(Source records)
*-*-*

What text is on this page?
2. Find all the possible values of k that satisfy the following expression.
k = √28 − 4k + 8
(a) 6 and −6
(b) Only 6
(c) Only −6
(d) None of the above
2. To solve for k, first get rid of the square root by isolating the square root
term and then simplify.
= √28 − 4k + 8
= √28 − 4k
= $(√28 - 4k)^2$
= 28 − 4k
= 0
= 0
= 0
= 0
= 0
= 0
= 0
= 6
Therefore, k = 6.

*-*-*

What to do — Copy out each record from above, exactly.

Solved problem —
What text is on this page?
2. Find all the possible values of k that satisfy the following expression.
k = √28 − 4k + 8
(a) 6 and −6
(b) Only 6
(c) Only −6
(d) None of the above
2. To solve for k, first get rid of the square root by isolating the square root
term and then simplify.
= √28 − 4k + 8
= √28 − 4k
= $(√28 - 4k)^2$
= 28 − 4k
= 0
= 0
= 0
= 0
= 0
= 0
= 0
= 6
Therefore, k = 6.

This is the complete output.